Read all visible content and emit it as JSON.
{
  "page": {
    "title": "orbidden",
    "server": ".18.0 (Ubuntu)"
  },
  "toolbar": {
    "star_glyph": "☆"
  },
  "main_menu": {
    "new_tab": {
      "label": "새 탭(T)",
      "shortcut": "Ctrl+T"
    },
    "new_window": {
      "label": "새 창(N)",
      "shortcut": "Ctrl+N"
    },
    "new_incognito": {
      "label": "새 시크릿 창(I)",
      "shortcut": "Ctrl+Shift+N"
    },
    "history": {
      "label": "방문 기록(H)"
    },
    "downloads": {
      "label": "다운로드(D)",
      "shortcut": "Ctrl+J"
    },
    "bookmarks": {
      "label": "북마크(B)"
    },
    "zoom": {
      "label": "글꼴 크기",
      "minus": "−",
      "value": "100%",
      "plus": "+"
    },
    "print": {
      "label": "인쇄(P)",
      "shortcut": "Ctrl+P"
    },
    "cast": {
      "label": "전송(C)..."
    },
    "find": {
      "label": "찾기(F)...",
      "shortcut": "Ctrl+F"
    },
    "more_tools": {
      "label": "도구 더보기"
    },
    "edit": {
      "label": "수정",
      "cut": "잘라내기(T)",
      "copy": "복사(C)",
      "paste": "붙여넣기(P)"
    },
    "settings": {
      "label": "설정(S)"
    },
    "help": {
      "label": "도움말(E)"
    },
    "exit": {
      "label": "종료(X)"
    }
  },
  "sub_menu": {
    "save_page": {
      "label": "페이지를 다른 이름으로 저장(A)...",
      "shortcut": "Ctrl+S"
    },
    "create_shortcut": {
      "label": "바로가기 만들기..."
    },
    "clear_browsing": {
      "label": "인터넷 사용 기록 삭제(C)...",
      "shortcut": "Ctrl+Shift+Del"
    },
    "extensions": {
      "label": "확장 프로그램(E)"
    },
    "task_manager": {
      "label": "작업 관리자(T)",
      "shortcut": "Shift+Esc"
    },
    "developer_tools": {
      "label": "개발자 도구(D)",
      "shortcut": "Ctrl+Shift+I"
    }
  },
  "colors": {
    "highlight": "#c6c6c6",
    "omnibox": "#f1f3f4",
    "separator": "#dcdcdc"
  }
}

--- --- ---

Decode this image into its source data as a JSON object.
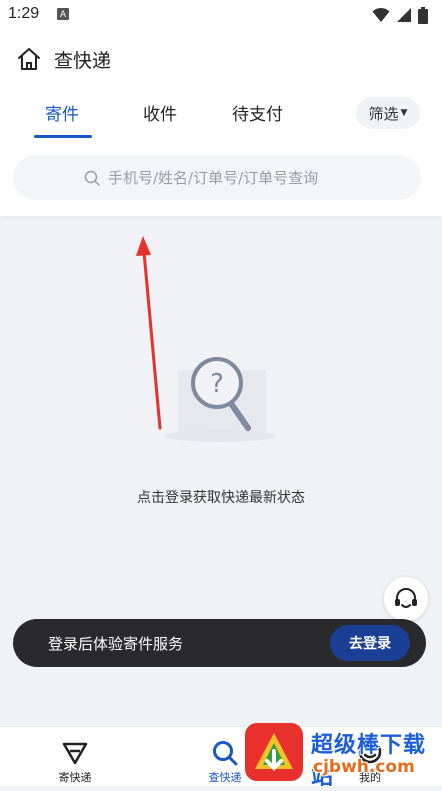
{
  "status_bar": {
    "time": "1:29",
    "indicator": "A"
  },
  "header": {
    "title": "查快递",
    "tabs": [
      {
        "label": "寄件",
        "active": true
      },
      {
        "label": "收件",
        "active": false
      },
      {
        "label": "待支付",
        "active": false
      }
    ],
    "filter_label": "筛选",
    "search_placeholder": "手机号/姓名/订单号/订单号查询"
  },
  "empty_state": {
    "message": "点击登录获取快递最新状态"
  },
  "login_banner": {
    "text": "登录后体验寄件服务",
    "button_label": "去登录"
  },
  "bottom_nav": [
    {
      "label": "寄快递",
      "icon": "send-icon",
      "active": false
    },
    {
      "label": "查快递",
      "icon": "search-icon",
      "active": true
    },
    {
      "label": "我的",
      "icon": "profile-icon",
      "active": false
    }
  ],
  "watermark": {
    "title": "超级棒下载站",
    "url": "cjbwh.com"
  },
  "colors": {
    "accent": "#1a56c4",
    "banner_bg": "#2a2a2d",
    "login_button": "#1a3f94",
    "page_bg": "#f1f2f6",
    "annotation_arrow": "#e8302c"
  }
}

--- --- ---

### Prompt
Tally the lines in the entries above that hold the word "title". Reply with nothing but that count.

### Correct result
3